**WHAT IS EXPECTED:**
Copy all of the material word for word, except for the pictures.

**PROVIDED INFORMATION:**

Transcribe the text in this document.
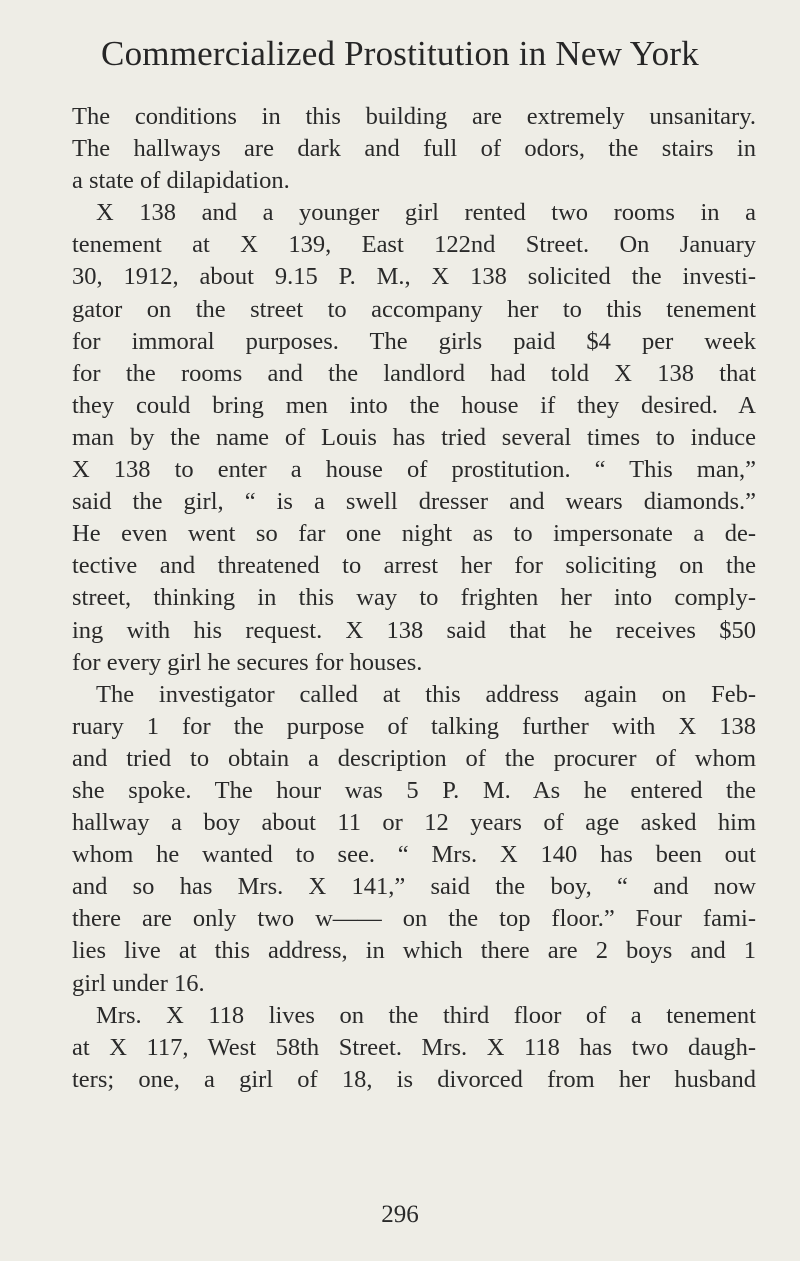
Commercialized Prostitution in New York
The conditions in this building are extremely unsanitary.
The hallways are dark and full of odors, the stairs in
a state of dilapidation.
X 138 and a younger girl rented two rooms in a
tenement at X 139, East 122nd Street. On January
30, 1912, about 9.15 P. M., X 138 solicited the investi-
gator on the street to accompany her to this tenement
for immoral purposes. The girls paid $4 per week
for the rooms and the landlord had told X 138 that
they could bring men into the house if they desired. A
man by the name of Louis has tried several times to induce
X 138 to enter a house of prostitution. “ This man,”
said the girl, “ is a swell dresser and wears diamonds.”
He even went so far one night as to impersonate a de-
tective and threatened to arrest her for soliciting on the
street, thinking in this way to frighten her into comply-
ing with his request. X 138 said that he receives $50
for every girl he secures for houses.
The investigator called at this address again on Feb-
ruary 1 for the purpose of talking further with X 138
and tried to obtain a description of the procurer of whom
she spoke. The hour was 5 P. M. As he entered the
hallway a boy about 11 or 12 years of age asked him
whom he wanted to see. “ Mrs. X 140 has been out
and so has Mrs. X 141,” said the boy, “ and now
there are only two w—— on the top floor.” Four fami-
lies live at this address, in which there are 2 boys and 1
girl under 16.
Mrs. X 118 lives on the third floor of a tenement
at X 117, West 58th Street. Mrs. X 118 has two daugh-
ters; one, a girl of 18, is divorced from her husband
296
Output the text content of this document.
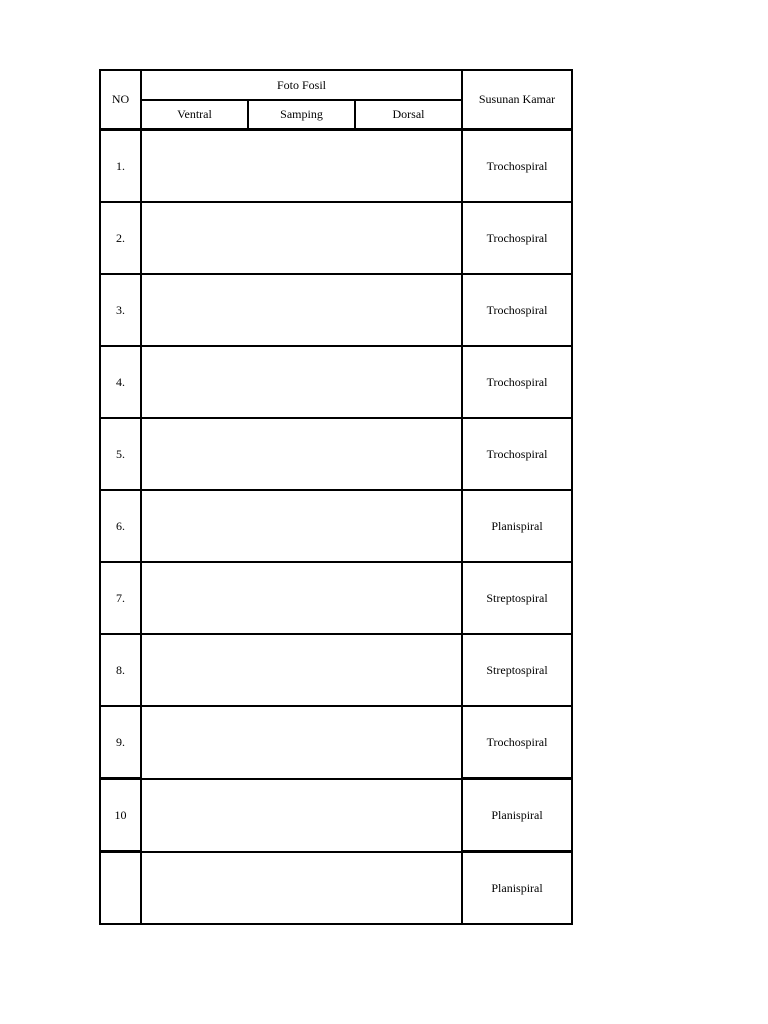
NO	Foto Fosil			Susunan Kamar
	Ventral	Samping	Dorsal	
1.				Trochospiral
2.				Trochospiral
3.				Trochospiral
4.				Trochospiral
5.				Trochospiral
6.				Planispiral
7.				Streptospiral
8.				Streptospiral
9.				Trochospiral
10				Planispiral
				Planispiral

**ANSWER FOR THIS EXERCISE:**
Transcribe the text in this document.
Commercialized Prostitution in New York
The conditions in this building are extremely unsanitary.
The hallways are dark and full of odors, the stairs in
a state of dilapidation.
X 138 and a younger girl rented two rooms in a
tenement at X 139, East 122nd Street. On January
30, 1912, about 9.15 P. M., X 138 solicited the investi-
gator on the street to accompany her to this tenement
for immoral purposes. The girls paid $4 per week
for the rooms and the landlord had told X 138 that
they could bring men into the house if they desired. A
man by the name of Louis has tried several times to induce
X 138 to enter a house of prostitution. “ This man,”
said the girl, “ is a swell dresser and wears diamonds.”
He even went so far one night as to impersonate a de-
tective and threatened to arrest her for soliciting on the
street, thinking in this way to frighten her into comply-
ing with his request. X 138 said that he receives $50
for every girl he secures for houses.
The investigator called at this address again on Feb-
ruary 1 for the purpose of talking further with X 138
and tried to obtain a description of the procurer of whom
she spoke. The hour was 5 P. M. As he entered the
hallway a boy about 11 or 12 years of age asked him
whom he wanted to see. “ Mrs. X 140 has been out
and so has Mrs. X 141,” said the boy, “ and now
there are only two w—— on the top floor.” Four fami-
lies live at this address, in which there are 2 boys and 1
girl under 16.
Mrs. X 118 lives on the third floor of a tenement
at X 117, West 58th Street. Mrs. X 118 has two daugh-
ters; one, a girl of 18, is divorced from her husband
296
Output the text content of this document.
NO	Foto Fosil			Susunan Kamar
	Ventral	Samping	Dorsal	
1.				Trochospiral
2.				Trochospiral
3.				Trochospiral
4.				Trochospiral
5.				Trochospiral
6.				Planispiral
7.				Streptospiral
8.				Streptospiral
9.				Trochospiral
10				Planispiral
				Planispiral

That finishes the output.